→ SUPPLIED RECORDS
⁂

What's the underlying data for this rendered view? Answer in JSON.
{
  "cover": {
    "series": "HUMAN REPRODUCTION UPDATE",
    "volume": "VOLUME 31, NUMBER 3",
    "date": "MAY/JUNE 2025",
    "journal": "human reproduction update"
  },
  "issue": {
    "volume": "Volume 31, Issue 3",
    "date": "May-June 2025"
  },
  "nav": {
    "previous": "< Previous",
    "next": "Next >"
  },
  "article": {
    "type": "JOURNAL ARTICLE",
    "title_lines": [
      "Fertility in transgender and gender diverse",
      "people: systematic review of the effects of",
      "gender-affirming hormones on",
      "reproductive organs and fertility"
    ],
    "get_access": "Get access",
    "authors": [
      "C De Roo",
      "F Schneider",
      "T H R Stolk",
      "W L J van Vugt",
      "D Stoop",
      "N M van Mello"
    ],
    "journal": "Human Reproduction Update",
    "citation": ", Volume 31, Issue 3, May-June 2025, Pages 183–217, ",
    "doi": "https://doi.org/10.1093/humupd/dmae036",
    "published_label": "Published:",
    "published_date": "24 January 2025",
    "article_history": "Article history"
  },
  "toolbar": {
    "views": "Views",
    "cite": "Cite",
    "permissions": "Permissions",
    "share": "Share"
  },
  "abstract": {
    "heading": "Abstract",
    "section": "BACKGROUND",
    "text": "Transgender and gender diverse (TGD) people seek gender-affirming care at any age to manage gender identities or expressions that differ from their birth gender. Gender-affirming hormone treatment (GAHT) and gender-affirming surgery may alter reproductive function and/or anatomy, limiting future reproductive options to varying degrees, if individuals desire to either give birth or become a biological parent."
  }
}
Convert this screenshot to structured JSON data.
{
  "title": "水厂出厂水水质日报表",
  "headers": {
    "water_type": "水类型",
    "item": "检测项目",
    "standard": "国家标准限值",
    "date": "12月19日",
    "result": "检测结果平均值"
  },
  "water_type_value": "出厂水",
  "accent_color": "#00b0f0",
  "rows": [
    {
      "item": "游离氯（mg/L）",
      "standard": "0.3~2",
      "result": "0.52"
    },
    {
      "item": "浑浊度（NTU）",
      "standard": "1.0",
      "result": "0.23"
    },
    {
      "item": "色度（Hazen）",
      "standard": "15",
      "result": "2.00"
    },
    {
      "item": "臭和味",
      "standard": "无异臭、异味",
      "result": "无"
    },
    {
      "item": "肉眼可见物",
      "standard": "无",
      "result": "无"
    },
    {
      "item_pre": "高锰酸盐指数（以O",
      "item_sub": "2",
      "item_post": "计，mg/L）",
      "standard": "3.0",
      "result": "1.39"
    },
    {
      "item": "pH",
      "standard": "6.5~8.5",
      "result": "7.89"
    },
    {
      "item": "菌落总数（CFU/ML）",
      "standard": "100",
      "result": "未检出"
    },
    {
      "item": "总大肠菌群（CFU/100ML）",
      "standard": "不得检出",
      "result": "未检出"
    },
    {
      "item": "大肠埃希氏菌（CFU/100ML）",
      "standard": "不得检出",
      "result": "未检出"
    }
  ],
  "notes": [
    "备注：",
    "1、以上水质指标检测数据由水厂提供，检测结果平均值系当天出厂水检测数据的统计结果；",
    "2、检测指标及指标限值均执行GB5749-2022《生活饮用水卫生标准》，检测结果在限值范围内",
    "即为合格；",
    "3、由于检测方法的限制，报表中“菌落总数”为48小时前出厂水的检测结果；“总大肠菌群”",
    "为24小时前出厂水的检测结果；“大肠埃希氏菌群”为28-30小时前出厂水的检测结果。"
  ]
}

⁂

→ INSTRUCTION
Gather every line from the entries above where the word "JSON" appears, and copy them.

→ COMPLETE OUTPUT
What's the underlying data for this rendered view? Answer in JSON.
Convert this screenshot to structured JSON data.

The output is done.